* [EXERCISE] What follows is a block of records; restate each one word for word.

-- START SUPPLIED DATA --

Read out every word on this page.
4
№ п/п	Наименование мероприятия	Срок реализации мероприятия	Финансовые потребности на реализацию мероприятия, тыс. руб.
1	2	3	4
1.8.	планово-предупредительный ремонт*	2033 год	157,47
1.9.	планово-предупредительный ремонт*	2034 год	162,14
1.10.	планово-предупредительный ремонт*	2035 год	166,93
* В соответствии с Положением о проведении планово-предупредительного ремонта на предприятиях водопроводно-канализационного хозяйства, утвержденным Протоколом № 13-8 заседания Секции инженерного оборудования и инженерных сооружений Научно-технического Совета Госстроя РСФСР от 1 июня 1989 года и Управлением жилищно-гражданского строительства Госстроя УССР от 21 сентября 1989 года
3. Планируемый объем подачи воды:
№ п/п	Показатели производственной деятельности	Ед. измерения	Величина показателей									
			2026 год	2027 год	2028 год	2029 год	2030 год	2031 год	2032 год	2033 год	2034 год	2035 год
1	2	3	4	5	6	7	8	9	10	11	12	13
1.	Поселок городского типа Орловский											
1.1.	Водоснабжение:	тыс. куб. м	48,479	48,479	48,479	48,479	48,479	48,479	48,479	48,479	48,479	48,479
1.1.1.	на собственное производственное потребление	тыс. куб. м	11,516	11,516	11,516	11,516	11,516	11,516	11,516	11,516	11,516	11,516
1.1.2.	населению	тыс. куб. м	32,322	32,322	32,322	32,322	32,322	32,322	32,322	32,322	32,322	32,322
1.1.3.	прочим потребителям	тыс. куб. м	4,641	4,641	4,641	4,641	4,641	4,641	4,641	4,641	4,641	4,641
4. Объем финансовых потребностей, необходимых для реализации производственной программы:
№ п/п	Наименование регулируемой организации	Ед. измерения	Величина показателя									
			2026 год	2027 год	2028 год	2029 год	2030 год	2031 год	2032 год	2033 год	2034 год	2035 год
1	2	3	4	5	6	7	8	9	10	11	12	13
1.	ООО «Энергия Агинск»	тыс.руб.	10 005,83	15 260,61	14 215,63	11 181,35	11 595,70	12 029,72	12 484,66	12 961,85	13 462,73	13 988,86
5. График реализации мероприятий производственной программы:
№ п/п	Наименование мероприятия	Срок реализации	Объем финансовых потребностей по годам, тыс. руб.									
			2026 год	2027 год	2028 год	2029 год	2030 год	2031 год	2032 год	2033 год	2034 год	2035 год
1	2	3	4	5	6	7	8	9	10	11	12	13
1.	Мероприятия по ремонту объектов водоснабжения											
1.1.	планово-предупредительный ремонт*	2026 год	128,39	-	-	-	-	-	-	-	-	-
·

-- END SUPPLIED DATA --

* [TASK RESULT]
Read out every word on this page.
4
№ п/п	Наименование мероприятия	Срок реализации мероприятия	Финансовые потребности на реализацию мероприятия, тыс. руб.
1	2	3	4
1.8.	планово-предупредительный ремонт*	2033 год	157,47
1.9.	планово-предупредительный ремонт*	2034 год	162,14
1.10.	планово-предупредительный ремонт*	2035 год	166,93
* В соответствии с Положением о проведении планово-предупредительного ремонта на предприятиях водопроводно-канализационного хозяйства, утвержденным Протоколом № 13-8 заседания Секции инженерного оборудования и инженерных сооружений Научно-технического Совета Госстроя РСФСР от 1 июня 1989 года и Управлением жилищно-гражданского строительства Госстроя УССР от 21 сентября 1989 года
3. Планируемый объем подачи воды:
№ п/п	Показатели производственной деятельности	Ед. измерения	Величина показателей									
			2026 год	2027 год	2028 год	2029 год	2030 год	2031 год	2032 год	2033 год	2034 год	2035 год
1	2	3	4	5	6	7	8	9	10	11	12	13
1.	Поселок городского типа Орловский											
1.1.	Водоснабжение:	тыс. куб. м	48,479	48,479	48,479	48,479	48,479	48,479	48,479	48,479	48,479	48,479
1.1.1.	на собственное производственное потребление	тыс. куб. м	11,516	11,516	11,516	11,516	11,516	11,516	11,516	11,516	11,516	11,516
1.1.2.	населению	тыс. куб. м	32,322	32,322	32,322	32,322	32,322	32,322	32,322	32,322	32,322	32,322
1.1.3.	прочим потребителям	тыс. куб. м	4,641	4,641	4,641	4,641	4,641	4,641	4,641	4,641	4,641	4,641
4. Объем финансовых потребностей, необходимых для реализации производственной программы:
№ п/п	Наименование регулируемой организации	Ед. измерения	Величина показателя									
			2026 год	2027 год	2028 год	2029 год	2030 год	2031 год	2032 год	2033 год	2034 год	2035 год
1	2	3	4	5	6	7	8	9	10	11	12	13
1.	ООО «Энергия Агинск»	тыс.руб.	10 005,83	15 260,61	14 215,63	11 181,35	11 595,70	12 029,72	12 484,66	12 961,85	13 462,73	13 988,86
5. График реализации мероприятий производственной программы:
№ п/п	Наименование мероприятия	Срок реализации	Объем финансовых потребностей по годам, тыс. руб.									
			2026 год	2027 год	2028 год	2029 год	2030 год	2031 год	2032 год	2033 год	2034 год	2035 год
1	2	3	4	5	6	7	8	9	10	11	12	13
1.	Мероприятия по ремонту объектов водоснабжения											
1.1.	планово-предупредительный ремонт*	2026 год	128,39	-	-	-	-	-	-	-	-	-
·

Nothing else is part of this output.